Liz: Oh, that’s hard. Let me first say, I’m certainly I’m not remotely unique. I think I speak for honestly millions of people when I say his death changed me and affected me. I don’t at all pretend to say my loss or my grief was any greater than other fans or certainly his own crew and own family. But, ya know, there was no personality quite like him and the circumstance, just the notion that he could have been killed was impossible to accept. To your question itself, I just was inconsolably sad and it wasn’t just when I went to the race track that I felt the loss. I just felt like the most charismatic, complex, fun, entertaining person had been taken away. Whether I covered a race and he spoke to me or not or he made some joke aside, or if I just saw him from across the garage, I mean, everybody watched that black car, everybody watched him when he got in the car. Ya know and he made you feel differently about yourself, he really did and I think every driver would tell you that. I mean he’d aggravate you or compliment you. I think sometimes when he ran you really hard that was his way of complimenting you.
There was one time they had built the track in Dallas, that awful first year of that race, and I was working for the Dallas Morning News and I was taking one of our metro columnists for a walk around the garage. He had never been to a race and I was trying to explain, ya know here’s the order that they park the cars and here’s what this means, be really careful ‘cause they’ll come in with their engines off and you won’t hear ‘em, ya know a lot of basics when you’re sort of showing somebody around. Earnhardt came around the corner in the car; he was in a practice session so they were in and out and in and out. And he whipped his car, hand to God, about two inches from my foot. Swung it right toward me, the guy next to me almost fainted. And I said, “Oh, he’s just saying hello.” And he was grinning and that was totally him. I’m not sure I talked to Dale that day but that’s the kind of stuff he would do. He’d do stuff like that to Schrader, Mark Martin. It was just his little way. It’s an aside, but the notion that he was gone; it was just a hole of blackness. This profound hole, it was like the sun was gone. It was just something so integral to way you saw the world was gone. I still feel that way, I still feel that way. I know Rusty Wallace feels that way, we’ve talked about it. It’s not something people talk about in racing too much. But I don’t think seven years has lessened it at all.
Me: Why do you think NASCAR was so slow, I guess is the word, to put in those mandatory safety features until after Dale Earnhardt’s death, especially the HANS device, especially after all of those incidents?

(Exercise brief):
In the interview, which newspaper was Liz working for when Earnhardt swung his car toward her at the Dallas track?

(Data section):
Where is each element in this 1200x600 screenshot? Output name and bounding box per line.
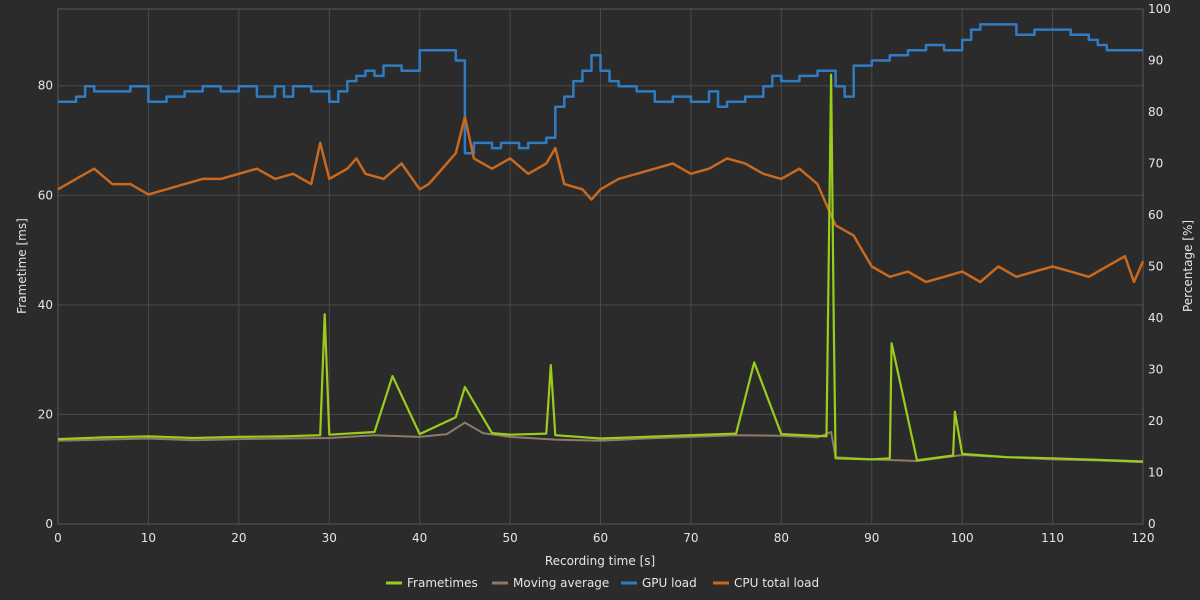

(Exercise result):
The Dallas Morning News